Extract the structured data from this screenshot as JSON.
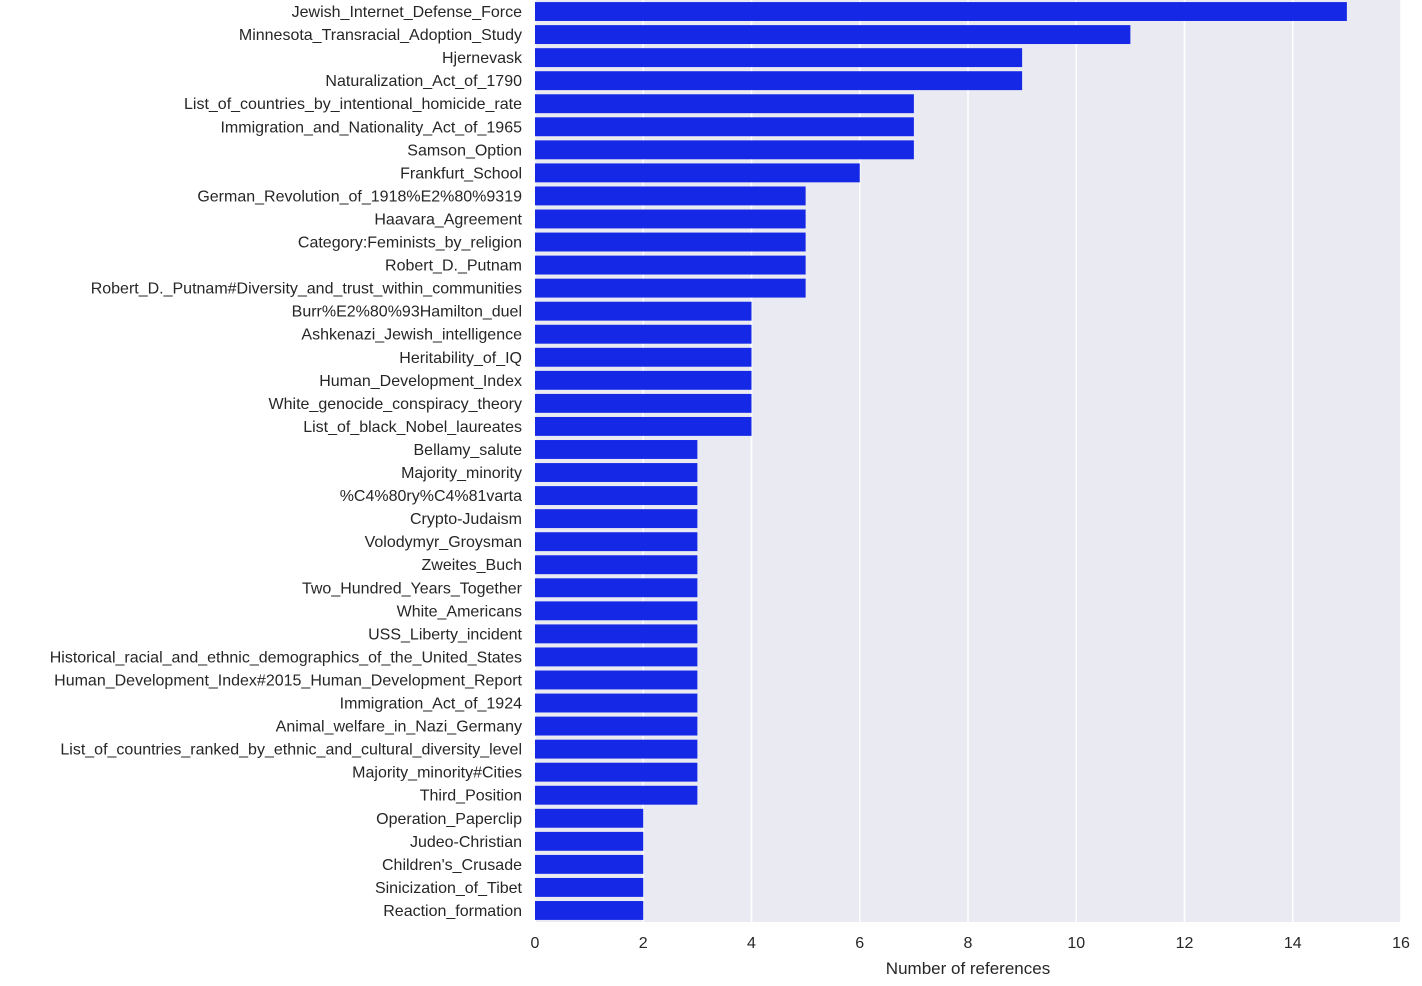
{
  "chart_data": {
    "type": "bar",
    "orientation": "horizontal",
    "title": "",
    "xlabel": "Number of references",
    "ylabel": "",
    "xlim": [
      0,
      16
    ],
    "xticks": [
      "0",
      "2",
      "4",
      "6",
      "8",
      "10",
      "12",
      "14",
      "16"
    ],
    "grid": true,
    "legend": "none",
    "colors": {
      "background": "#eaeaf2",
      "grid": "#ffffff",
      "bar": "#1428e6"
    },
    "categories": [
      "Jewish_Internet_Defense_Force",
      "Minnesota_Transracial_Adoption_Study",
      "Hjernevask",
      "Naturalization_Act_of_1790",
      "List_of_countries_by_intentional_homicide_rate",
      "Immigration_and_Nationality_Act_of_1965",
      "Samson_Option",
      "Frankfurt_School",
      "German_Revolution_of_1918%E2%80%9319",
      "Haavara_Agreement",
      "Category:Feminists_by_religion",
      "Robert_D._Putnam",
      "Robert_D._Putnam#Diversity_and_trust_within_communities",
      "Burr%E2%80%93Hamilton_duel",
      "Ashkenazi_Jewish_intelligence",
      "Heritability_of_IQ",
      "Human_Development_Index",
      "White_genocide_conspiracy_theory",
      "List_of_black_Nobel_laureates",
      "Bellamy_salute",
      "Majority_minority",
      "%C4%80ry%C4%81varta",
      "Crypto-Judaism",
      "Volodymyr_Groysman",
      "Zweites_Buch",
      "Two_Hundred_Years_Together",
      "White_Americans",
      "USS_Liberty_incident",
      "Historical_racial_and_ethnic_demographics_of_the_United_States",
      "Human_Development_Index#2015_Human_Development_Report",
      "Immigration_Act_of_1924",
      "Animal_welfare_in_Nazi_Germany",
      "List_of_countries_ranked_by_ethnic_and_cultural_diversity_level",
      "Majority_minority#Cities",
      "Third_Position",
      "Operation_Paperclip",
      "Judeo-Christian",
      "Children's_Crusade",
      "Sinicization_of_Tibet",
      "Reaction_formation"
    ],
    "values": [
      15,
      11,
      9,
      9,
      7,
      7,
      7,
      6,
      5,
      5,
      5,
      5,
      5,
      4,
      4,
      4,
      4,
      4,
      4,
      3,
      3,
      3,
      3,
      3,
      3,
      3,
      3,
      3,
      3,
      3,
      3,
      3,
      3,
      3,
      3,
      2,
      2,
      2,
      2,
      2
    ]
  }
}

== == ==

> **WHAT THE TASK ASKS**
Pictures are not part of the copy; reproduce everything else in the records exactly.

> **TASK SOLUTION**
Extract the structured data from this screenshot as JSON.
{
  "chart_data": {
    "type": "bar",
    "orientation": "horizontal",
    "title": "",
    "xlabel": "Number of references",
    "ylabel": "",
    "xlim": [
      0,
      16
    ],
    "xticks": [
      "0",
      "2",
      "4",
      "6",
      "8",
      "10",
      "12",
      "14",
      "16"
    ],
    "grid": true,
    "legend": "none",
    "colors": {
      "background": "#eaeaf2",
      "grid": "#ffffff",
      "bar": "#1428e6"
    },
    "categories": [
      "Jewish_Internet_Defense_Force",
      "Minnesota_Transracial_Adoption_Study",
      "Hjernevask",
      "Naturalization_Act_of_1790",
      "List_of_countries_by_intentional_homicide_rate",
      "Immigration_and_Nationality_Act_of_1965",
      "Samson_Option",
      "Frankfurt_School",
      "German_Revolution_of_1918%E2%80%9319",
      "Haavara_Agreement",
      "Category:Feminists_by_religion",
      "Robert_D._Putnam",
      "Robert_D._Putnam#Diversity_and_trust_within_communities",
      "Burr%E2%80%93Hamilton_duel",
      "Ashkenazi_Jewish_intelligence",
      "Heritability_of_IQ",
      "Human_Development_Index",
      "White_genocide_conspiracy_theory",
      "List_of_black_Nobel_laureates",
      "Bellamy_salute",
      "Majority_minority",
      "%C4%80ry%C4%81varta",
      "Crypto-Judaism",
      "Volodymyr_Groysman",
      "Zweites_Buch",
      "Two_Hundred_Years_Together",
      "White_Americans",
      "USS_Liberty_incident",
      "Historical_racial_and_ethnic_demographics_of_the_United_States",
      "Human_Development_Index#2015_Human_Development_Report",
      "Immigration_Act_of_1924",
      "Animal_welfare_in_Nazi_Germany",
      "List_of_countries_ranked_by_ethnic_and_cultural_diversity_level",
      "Majority_minority#Cities",
      "Third_Position",
      "Operation_Paperclip",
      "Judeo-Christian",
      "Children's_Crusade",
      "Sinicization_of_Tibet",
      "Reaction_formation"
    ],
    "values": [
      15,
      11,
      9,
      9,
      7,
      7,
      7,
      6,
      5,
      5,
      5,
      5,
      5,
      4,
      4,
      4,
      4,
      4,
      4,
      3,
      3,
      3,
      3,
      3,
      3,
      3,
      3,
      3,
      3,
      3,
      3,
      3,
      3,
      3,
      3,
      2,
      2,
      2,
      2,
      2
    ]
  }
}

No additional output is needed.